**Task requirements:**
Give the number of lines that hold the string "dziecka". Nothing else is needed.

**Records supplied:**
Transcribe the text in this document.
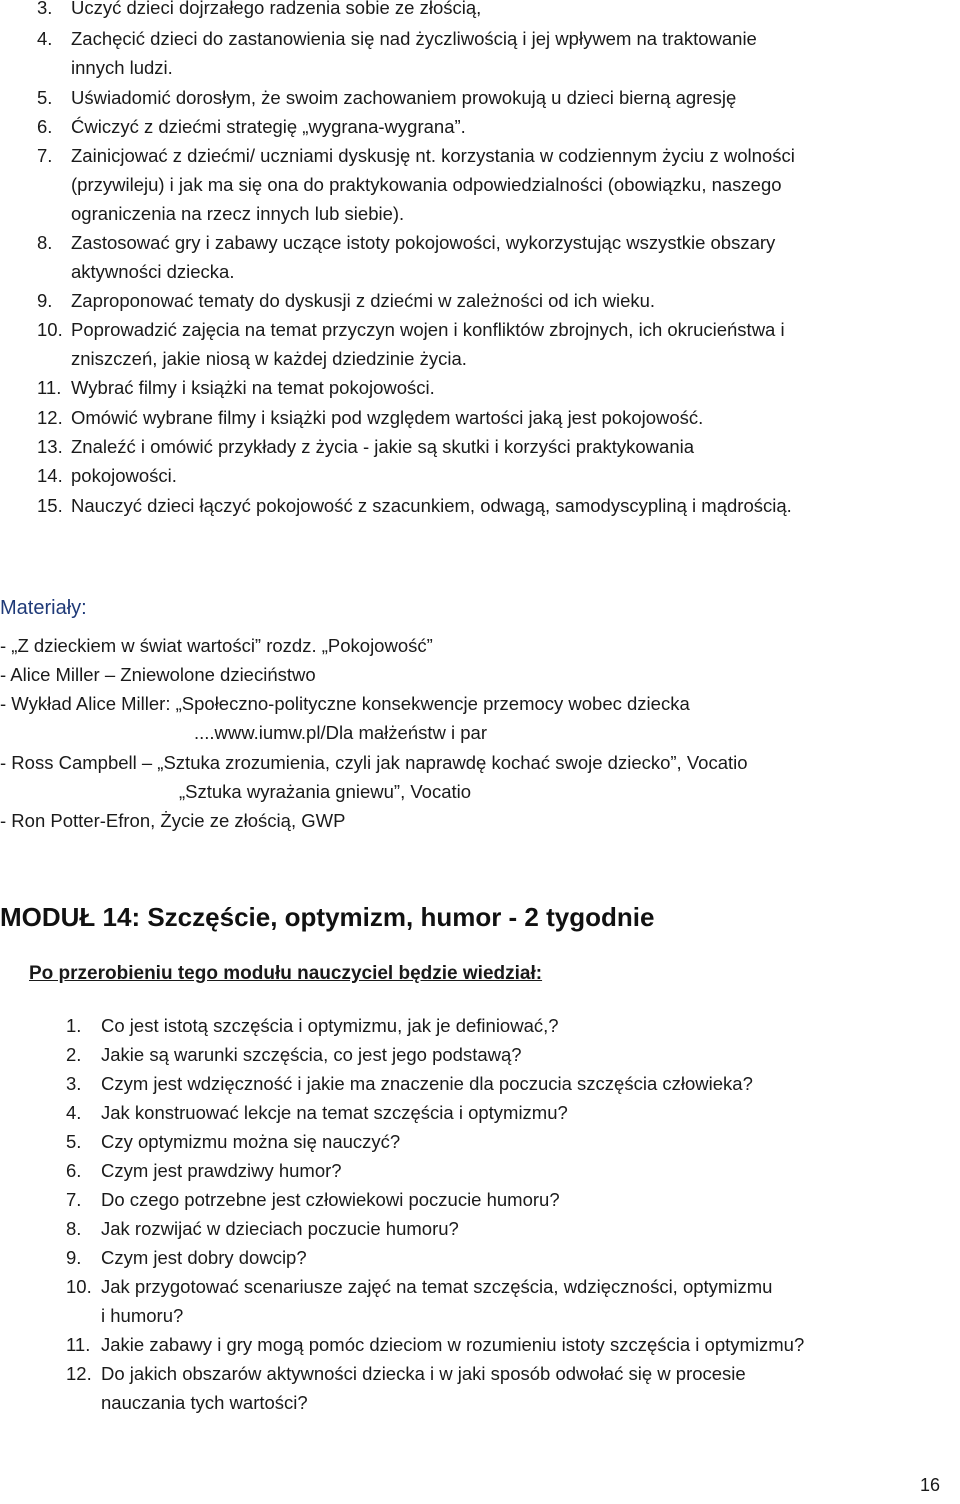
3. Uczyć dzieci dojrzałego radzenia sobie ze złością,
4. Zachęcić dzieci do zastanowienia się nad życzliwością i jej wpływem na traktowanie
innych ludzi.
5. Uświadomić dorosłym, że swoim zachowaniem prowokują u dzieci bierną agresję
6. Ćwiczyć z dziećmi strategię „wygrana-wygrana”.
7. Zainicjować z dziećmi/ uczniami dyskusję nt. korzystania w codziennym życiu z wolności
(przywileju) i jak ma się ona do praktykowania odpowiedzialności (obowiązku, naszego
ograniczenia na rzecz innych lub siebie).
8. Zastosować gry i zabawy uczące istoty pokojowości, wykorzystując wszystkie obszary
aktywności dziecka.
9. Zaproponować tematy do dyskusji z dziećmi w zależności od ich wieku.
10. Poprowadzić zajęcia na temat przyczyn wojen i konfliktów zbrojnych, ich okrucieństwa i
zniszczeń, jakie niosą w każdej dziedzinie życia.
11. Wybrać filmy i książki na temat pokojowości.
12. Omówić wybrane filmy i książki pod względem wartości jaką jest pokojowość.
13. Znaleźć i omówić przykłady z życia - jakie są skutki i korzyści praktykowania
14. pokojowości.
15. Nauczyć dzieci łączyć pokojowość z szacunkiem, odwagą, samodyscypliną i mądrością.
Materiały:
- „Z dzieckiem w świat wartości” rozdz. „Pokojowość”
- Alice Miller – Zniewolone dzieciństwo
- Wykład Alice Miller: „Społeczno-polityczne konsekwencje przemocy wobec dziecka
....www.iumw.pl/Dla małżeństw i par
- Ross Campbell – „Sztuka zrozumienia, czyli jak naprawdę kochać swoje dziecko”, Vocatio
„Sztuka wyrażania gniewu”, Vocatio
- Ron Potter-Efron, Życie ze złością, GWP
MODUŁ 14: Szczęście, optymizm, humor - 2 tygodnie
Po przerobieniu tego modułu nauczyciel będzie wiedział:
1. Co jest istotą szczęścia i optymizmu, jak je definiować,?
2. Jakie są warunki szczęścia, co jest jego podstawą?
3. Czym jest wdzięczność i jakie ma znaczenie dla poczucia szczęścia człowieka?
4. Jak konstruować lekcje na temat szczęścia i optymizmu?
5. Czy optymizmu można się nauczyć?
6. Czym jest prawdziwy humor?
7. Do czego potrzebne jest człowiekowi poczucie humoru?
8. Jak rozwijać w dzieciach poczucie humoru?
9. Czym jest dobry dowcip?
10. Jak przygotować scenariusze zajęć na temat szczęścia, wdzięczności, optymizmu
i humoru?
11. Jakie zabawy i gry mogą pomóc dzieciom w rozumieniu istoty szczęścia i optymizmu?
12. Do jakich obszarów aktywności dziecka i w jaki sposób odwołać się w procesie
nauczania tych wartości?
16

--

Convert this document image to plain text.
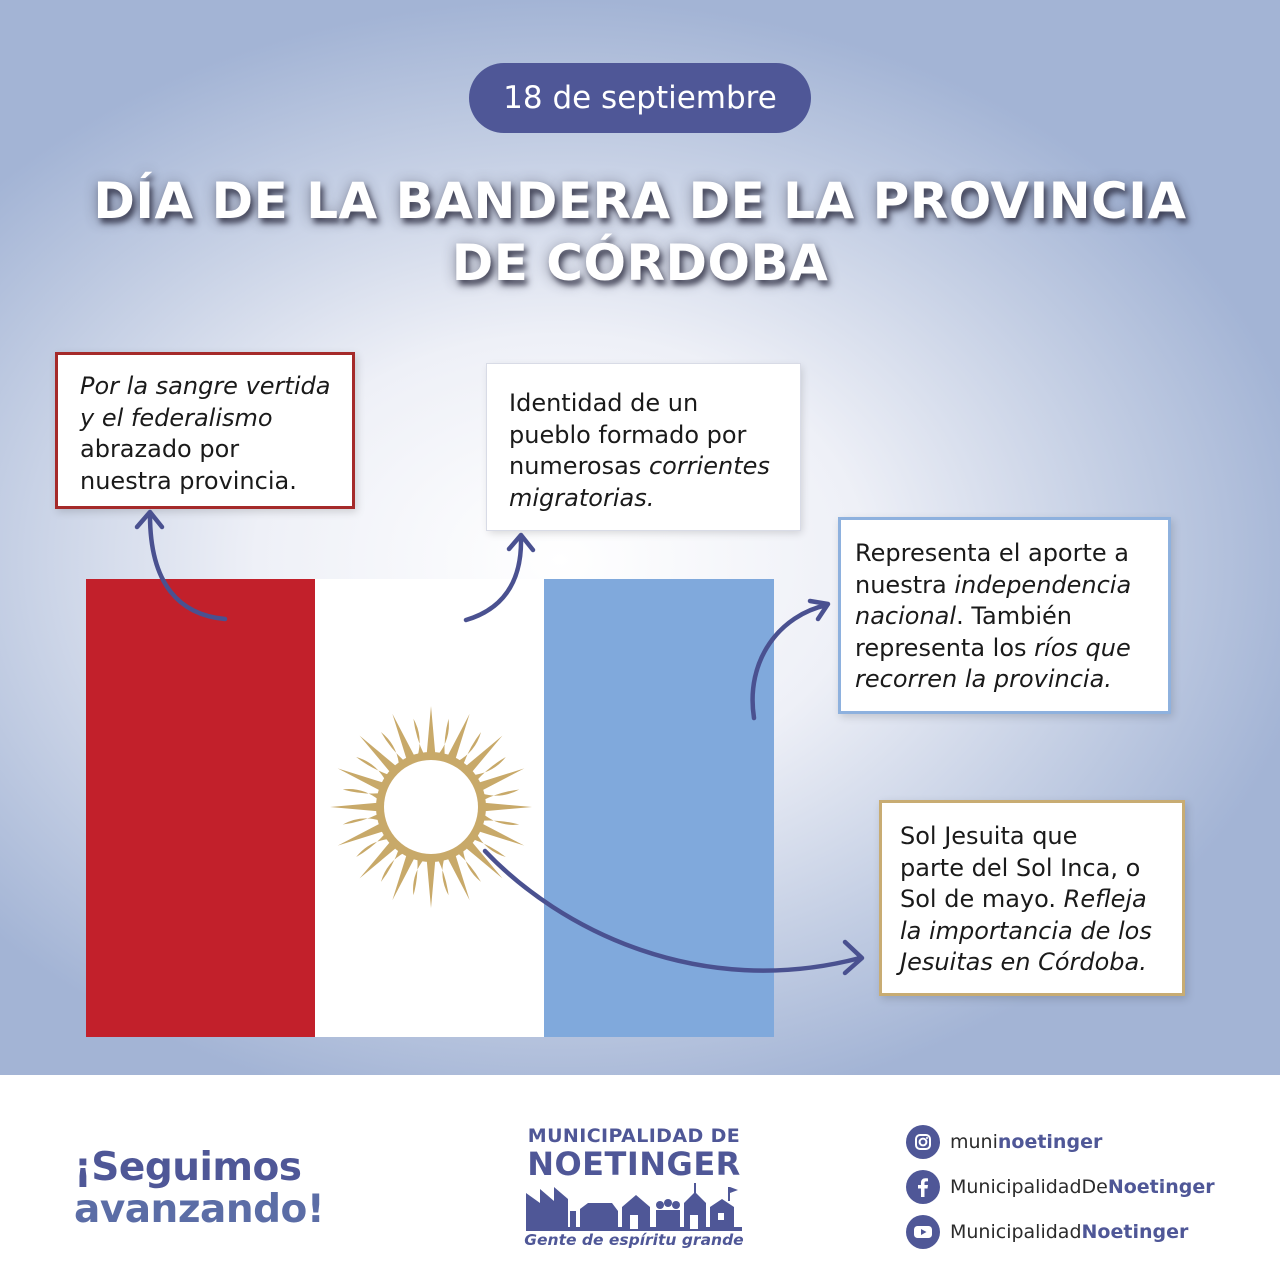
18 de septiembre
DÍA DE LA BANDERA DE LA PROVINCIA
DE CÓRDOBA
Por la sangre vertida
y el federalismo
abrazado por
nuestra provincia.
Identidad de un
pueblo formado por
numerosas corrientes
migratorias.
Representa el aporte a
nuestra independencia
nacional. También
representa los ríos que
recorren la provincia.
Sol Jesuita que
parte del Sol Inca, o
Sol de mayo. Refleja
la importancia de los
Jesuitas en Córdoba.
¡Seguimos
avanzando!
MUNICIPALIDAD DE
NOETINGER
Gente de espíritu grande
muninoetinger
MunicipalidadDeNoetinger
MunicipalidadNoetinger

* * *

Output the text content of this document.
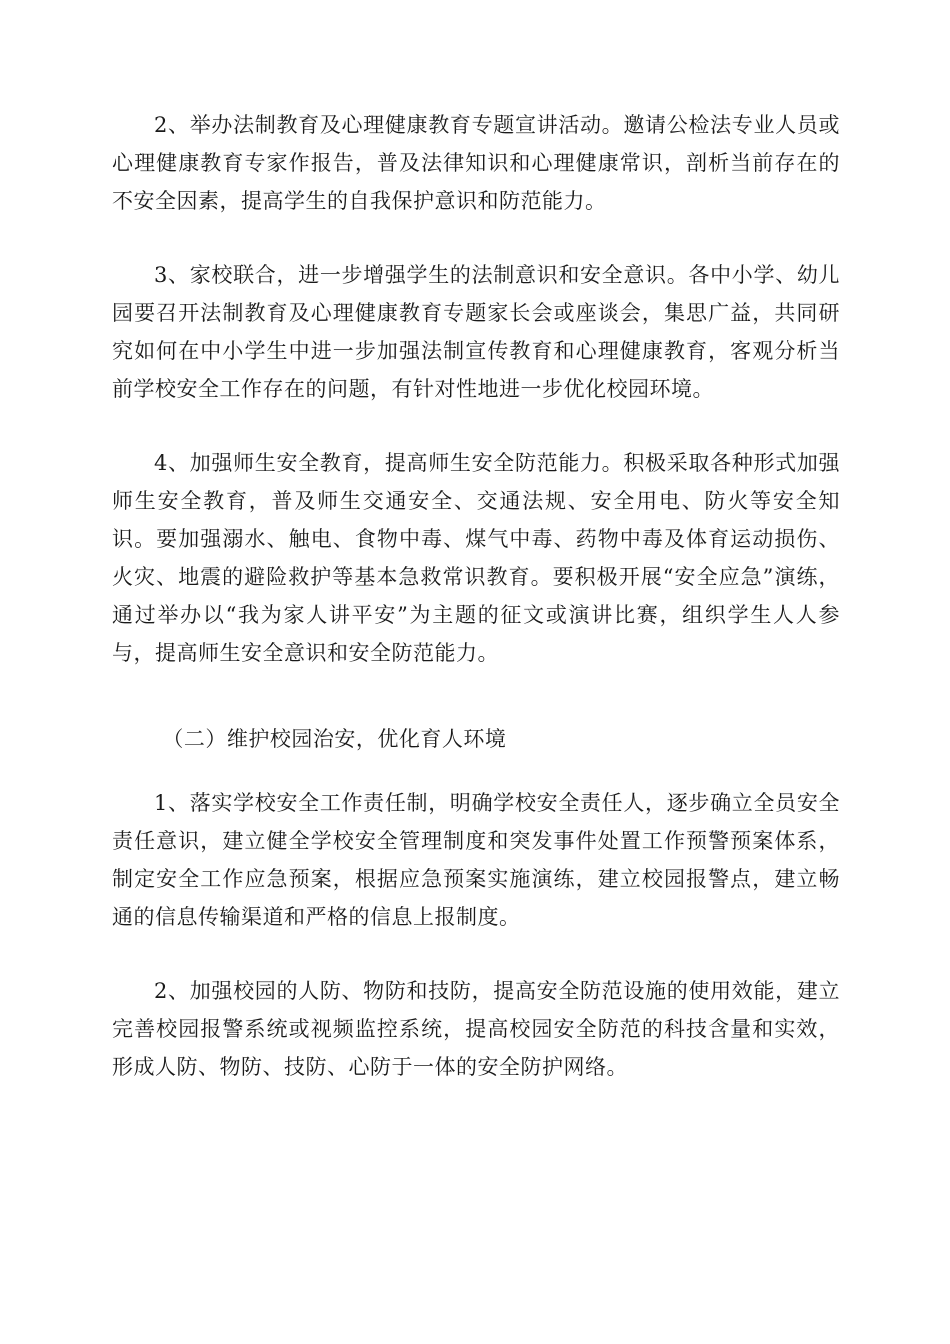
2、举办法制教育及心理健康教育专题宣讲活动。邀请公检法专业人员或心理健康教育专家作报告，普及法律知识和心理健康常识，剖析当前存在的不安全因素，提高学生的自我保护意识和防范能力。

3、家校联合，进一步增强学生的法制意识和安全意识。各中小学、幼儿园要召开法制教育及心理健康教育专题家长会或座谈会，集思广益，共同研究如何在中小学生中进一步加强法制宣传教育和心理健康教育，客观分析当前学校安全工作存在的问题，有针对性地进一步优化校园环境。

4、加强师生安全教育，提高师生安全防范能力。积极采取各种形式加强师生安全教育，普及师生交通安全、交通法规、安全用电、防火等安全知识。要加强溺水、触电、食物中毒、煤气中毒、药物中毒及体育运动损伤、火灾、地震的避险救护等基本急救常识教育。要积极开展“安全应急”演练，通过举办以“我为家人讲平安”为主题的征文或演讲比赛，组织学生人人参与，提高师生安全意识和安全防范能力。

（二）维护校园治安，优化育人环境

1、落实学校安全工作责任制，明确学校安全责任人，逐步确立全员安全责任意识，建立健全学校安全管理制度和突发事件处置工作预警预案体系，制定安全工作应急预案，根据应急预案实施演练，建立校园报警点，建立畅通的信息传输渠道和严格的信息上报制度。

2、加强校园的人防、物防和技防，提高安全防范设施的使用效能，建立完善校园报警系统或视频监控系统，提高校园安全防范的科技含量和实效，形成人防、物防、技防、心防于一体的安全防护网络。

**Response to this exercise:**
3